◆ Exercise details: Return every line below as is, leaving out the pictures.

◆ Material supplied:
-*-

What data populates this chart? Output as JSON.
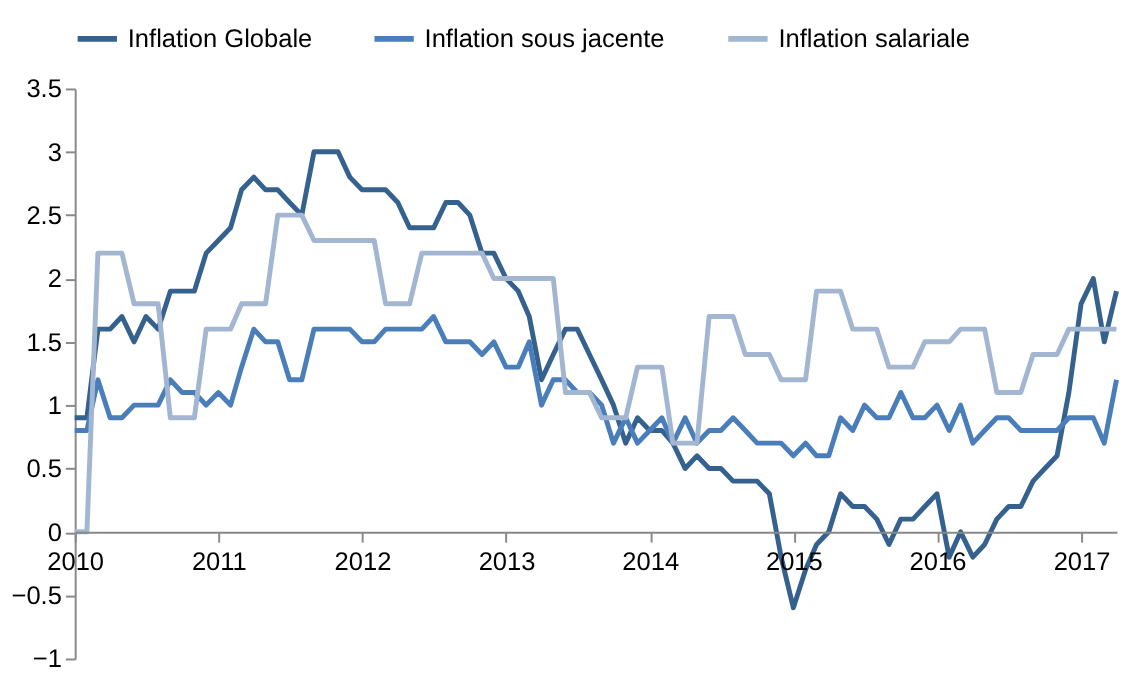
{
  "chart_data": {
    "type": "line",
    "legend": "top",
    "grid": false,
    "marker": "none",
    "line_style": "solid",
    "xlim": [
      "2010-01",
      "2017-04"
    ],
    "xticks": [
      "2010",
      "2011",
      "2012",
      "2013",
      "2014",
      "2015",
      "2016",
      "2017"
    ],
    "ylim": [
      -1,
      3.5
    ],
    "yticks": [
      -1,
      -0.5,
      0,
      0.5,
      1,
      1.5,
      2,
      2.5,
      3,
      3.5
    ],
    "x": [
      "2010-01",
      "2010-02",
      "2010-03",
      "2010-04",
      "2010-05",
      "2010-06",
      "2010-07",
      "2010-08",
      "2010-09",
      "2010-10",
      "2010-11",
      "2010-12",
      "2011-01",
      "2011-02",
      "2011-03",
      "2011-04",
      "2011-05",
      "2011-06",
      "2011-07",
      "2011-08",
      "2011-09",
      "2011-10",
      "2011-11",
      "2011-12",
      "2012-01",
      "2012-02",
      "2012-03",
      "2012-04",
      "2012-05",
      "2012-06",
      "2012-07",
      "2012-08",
      "2012-09",
      "2012-10",
      "2012-11",
      "2012-12",
      "2013-01",
      "2013-02",
      "2013-03",
      "2013-04",
      "2013-05",
      "2013-06",
      "2013-07",
      "2013-08",
      "2013-09",
      "2013-10",
      "2013-11",
      "2013-12",
      "2014-01",
      "2014-02",
      "2014-03",
      "2014-04",
      "2014-05",
      "2014-06",
      "2014-07",
      "2014-08",
      "2014-09",
      "2014-10",
      "2014-11",
      "2014-12",
      "2015-01",
      "2015-02",
      "2015-03",
      "2015-04",
      "2015-05",
      "2015-06",
      "2015-07",
      "2015-08",
      "2015-09",
      "2015-10",
      "2015-11",
      "2015-12",
      "2016-01",
      "2016-02",
      "2016-03",
      "2016-04",
      "2016-05",
      "2016-06",
      "2016-07",
      "2016-08",
      "2016-09",
      "2016-10",
      "2016-11",
      "2016-12",
      "2017-01",
      "2017-02",
      "2017-03",
      "2017-04"
    ],
    "series": [
      {
        "name": "Inflation Globale",
        "color": "#35618f",
        "values": [
          0.9,
          0.9,
          1.6,
          1.6,
          1.7,
          1.5,
          1.7,
          1.6,
          1.9,
          1.9,
          1.9,
          2.2,
          2.3,
          2.4,
          2.7,
          2.8,
          2.7,
          2.7,
          2.6,
          2.5,
          3.0,
          3.0,
          3.0,
          2.8,
          2.7,
          2.7,
          2.7,
          2.6,
          2.4,
          2.4,
          2.4,
          2.6,
          2.6,
          2.5,
          2.2,
          2.2,
          2.0,
          1.9,
          1.7,
          1.2,
          1.4,
          1.6,
          1.6,
          1.4,
          1.2,
          1.0,
          0.7,
          0.9,
          0.8,
          0.8,
          0.7,
          0.5,
          0.6,
          0.5,
          0.5,
          0.4,
          0.4,
          0.4,
          0.3,
          -0.2,
          -0.6,
          -0.3,
          -0.1,
          0.0,
          0.3,
          0.2,
          0.2,
          0.1,
          -0.1,
          0.1,
          0.1,
          0.2,
          0.3,
          -0.2,
          0.0,
          -0.2,
          -0.1,
          0.1,
          0.2,
          0.2,
          0.4,
          0.5,
          0.6,
          1.1,
          1.8,
          2.0,
          1.5,
          1.9
        ]
      },
      {
        "name": "Inflation sous jacente",
        "color": "#4a7ebb",
        "values": [
          0.8,
          0.8,
          1.2,
          0.9,
          0.9,
          1.0,
          1.0,
          1.0,
          1.2,
          1.1,
          1.1,
          1.0,
          1.1,
          1.0,
          1.3,
          1.6,
          1.5,
          1.5,
          1.2,
          1.2,
          1.6,
          1.6,
          1.6,
          1.6,
          1.5,
          1.5,
          1.6,
          1.6,
          1.6,
          1.6,
          1.7,
          1.5,
          1.5,
          1.5,
          1.4,
          1.5,
          1.3,
          1.3,
          1.5,
          1.0,
          1.2,
          1.2,
          1.1,
          1.1,
          1.0,
          0.7,
          0.9,
          0.7,
          0.8,
          0.9,
          0.7,
          0.9,
          0.7,
          0.8,
          0.8,
          0.9,
          0.8,
          0.7,
          0.7,
          0.7,
          0.6,
          0.7,
          0.6,
          0.6,
          0.9,
          0.8,
          1.0,
          0.9,
          0.9,
          1.1,
          0.9,
          0.9,
          1.0,
          0.8,
          1.0,
          0.7,
          0.8,
          0.9,
          0.9,
          0.8,
          0.8,
          0.8,
          0.8,
          0.9,
          0.9,
          0.9,
          0.7,
          1.2
        ]
      },
      {
        "name": "Inflation salariale",
        "color": "#a2b6d2",
        "values": [
          0,
          0,
          2.2,
          2.2,
          2.2,
          1.8,
          1.8,
          1.8,
          0.9,
          0.9,
          0.9,
          1.6,
          1.6,
          1.6,
          1.8,
          1.8,
          1.8,
          2.5,
          2.5,
          2.5,
          2.3,
          2.3,
          2.3,
          2.3,
          2.3,
          2.3,
          1.8,
          1.8,
          1.8,
          2.2,
          2.2,
          2.2,
          2.2,
          2.2,
          2.2,
          2.0,
          2.0,
          2.0,
          2.0,
          2.0,
          2.0,
          1.1,
          1.1,
          1.1,
          0.9,
          0.9,
          0.9,
          1.3,
          1.3,
          1.3,
          0.7,
          0.7,
          0.7,
          1.7,
          1.7,
          1.7,
          1.4,
          1.4,
          1.4,
          1.2,
          1.2,
          1.2,
          1.9,
          1.9,
          1.9,
          1.6,
          1.6,
          1.6,
          1.3,
          1.3,
          1.3,
          1.5,
          1.5,
          1.5,
          1.6,
          1.6,
          1.6,
          1.1,
          1.1,
          1.1,
          1.4,
          1.4,
          1.4,
          1.6,
          1.6,
          1.6,
          1.6,
          1.6
        ]
      }
    ]
  }
}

-*-

◆ Result of this exercise:
What data populates this chart? Output as JSON.
{
  "chart_data": {
    "type": "line",
    "legend": "top",
    "grid": false,
    "marker": "none",
    "line_style": "solid",
    "xlim": [
      "2010-01",
      "2017-04"
    ],
    "xticks": [
      "2010",
      "2011",
      "2012",
      "2013",
      "2014",
      "2015",
      "2016",
      "2017"
    ],
    "ylim": [
      -1,
      3.5
    ],
    "yticks": [
      -1,
      -0.5,
      0,
      0.5,
      1,
      1.5,
      2,
      2.5,
      3,
      3.5
    ],
    "x": [
      "2010-01",
      "2010-02",
      "2010-03",
      "2010-04",
      "2010-05",
      "2010-06",
      "2010-07",
      "2010-08",
      "2010-09",
      "2010-10",
      "2010-11",
      "2010-12",
      "2011-01",
      "2011-02",
      "2011-03",
      "2011-04",
      "2011-05",
      "2011-06",
      "2011-07",
      "2011-08",
      "2011-09",
      "2011-10",
      "2011-11",
      "2011-12",
      "2012-01",
      "2012-02",
      "2012-03",
      "2012-04",
      "2012-05",
      "2012-06",
      "2012-07",
      "2012-08",
      "2012-09",
      "2012-10",
      "2012-11",
      "2012-12",
      "2013-01",
      "2013-02",
      "2013-03",
      "2013-04",
      "2013-05",
      "2013-06",
      "2013-07",
      "2013-08",
      "2013-09",
      "2013-10",
      "2013-11",
      "2013-12",
      "2014-01",
      "2014-02",
      "2014-03",
      "2014-04",
      "2014-05",
      "2014-06",
      "2014-07",
      "2014-08",
      "2014-09",
      "2014-10",
      "2014-11",
      "2014-12",
      "2015-01",
      "2015-02",
      "2015-03",
      "2015-04",
      "2015-05",
      "2015-06",
      "2015-07",
      "2015-08",
      "2015-09",
      "2015-10",
      "2015-11",
      "2015-12",
      "2016-01",
      "2016-02",
      "2016-03",
      "2016-04",
      "2016-05",
      "2016-06",
      "2016-07",
      "2016-08",
      "2016-09",
      "2016-10",
      "2016-11",
      "2016-12",
      "2017-01",
      "2017-02",
      "2017-03",
      "2017-04"
    ],
    "series": [
      {
        "name": "Inflation Globale",
        "color": "#35618f",
        "values": [
          0.9,
          0.9,
          1.6,
          1.6,
          1.7,
          1.5,
          1.7,
          1.6,
          1.9,
          1.9,
          1.9,
          2.2,
          2.3,
          2.4,
          2.7,
          2.8,
          2.7,
          2.7,
          2.6,
          2.5,
          3.0,
          3.0,
          3.0,
          2.8,
          2.7,
          2.7,
          2.7,
          2.6,
          2.4,
          2.4,
          2.4,
          2.6,
          2.6,
          2.5,
          2.2,
          2.2,
          2.0,
          1.9,
          1.7,
          1.2,
          1.4,
          1.6,
          1.6,
          1.4,
          1.2,
          1.0,
          0.7,
          0.9,
          0.8,
          0.8,
          0.7,
          0.5,
          0.6,
          0.5,
          0.5,
          0.4,
          0.4,
          0.4,
          0.3,
          -0.2,
          -0.6,
          -0.3,
          -0.1,
          0.0,
          0.3,
          0.2,
          0.2,
          0.1,
          -0.1,
          0.1,
          0.1,
          0.2,
          0.3,
          -0.2,
          0.0,
          -0.2,
          -0.1,
          0.1,
          0.2,
          0.2,
          0.4,
          0.5,
          0.6,
          1.1,
          1.8,
          2.0,
          1.5,
          1.9
        ]
      },
      {
        "name": "Inflation sous jacente",
        "color": "#4a7ebb",
        "values": [
          0.8,
          0.8,
          1.2,
          0.9,
          0.9,
          1.0,
          1.0,
          1.0,
          1.2,
          1.1,
          1.1,
          1.0,
          1.1,
          1.0,
          1.3,
          1.6,
          1.5,
          1.5,
          1.2,
          1.2,
          1.6,
          1.6,
          1.6,
          1.6,
          1.5,
          1.5,
          1.6,
          1.6,
          1.6,
          1.6,
          1.7,
          1.5,
          1.5,
          1.5,
          1.4,
          1.5,
          1.3,
          1.3,
          1.5,
          1.0,
          1.2,
          1.2,
          1.1,
          1.1,
          1.0,
          0.7,
          0.9,
          0.7,
          0.8,
          0.9,
          0.7,
          0.9,
          0.7,
          0.8,
          0.8,
          0.9,
          0.8,
          0.7,
          0.7,
          0.7,
          0.6,
          0.7,
          0.6,
          0.6,
          0.9,
          0.8,
          1.0,
          0.9,
          0.9,
          1.1,
          0.9,
          0.9,
          1.0,
          0.8,
          1.0,
          0.7,
          0.8,
          0.9,
          0.9,
          0.8,
          0.8,
          0.8,
          0.8,
          0.9,
          0.9,
          0.9,
          0.7,
          1.2
        ]
      },
      {
        "name": "Inflation salariale",
        "color": "#a2b6d2",
        "values": [
          0,
          0,
          2.2,
          2.2,
          2.2,
          1.8,
          1.8,
          1.8,
          0.9,
          0.9,
          0.9,
          1.6,
          1.6,
          1.6,
          1.8,
          1.8,
          1.8,
          2.5,
          2.5,
          2.5,
          2.3,
          2.3,
          2.3,
          2.3,
          2.3,
          2.3,
          1.8,
          1.8,
          1.8,
          2.2,
          2.2,
          2.2,
          2.2,
          2.2,
          2.2,
          2.0,
          2.0,
          2.0,
          2.0,
          2.0,
          2.0,
          1.1,
          1.1,
          1.1,
          0.9,
          0.9,
          0.9,
          1.3,
          1.3,
          1.3,
          0.7,
          0.7,
          0.7,
          1.7,
          1.7,
          1.7,
          1.4,
          1.4,
          1.4,
          1.2,
          1.2,
          1.2,
          1.9,
          1.9,
          1.9,
          1.6,
          1.6,
          1.6,
          1.3,
          1.3,
          1.3,
          1.5,
          1.5,
          1.5,
          1.6,
          1.6,
          1.6,
          1.1,
          1.1,
          1.1,
          1.4,
          1.4,
          1.4,
          1.6,
          1.6,
          1.6,
          1.6,
          1.6
        ]
      }
    ]
  }
}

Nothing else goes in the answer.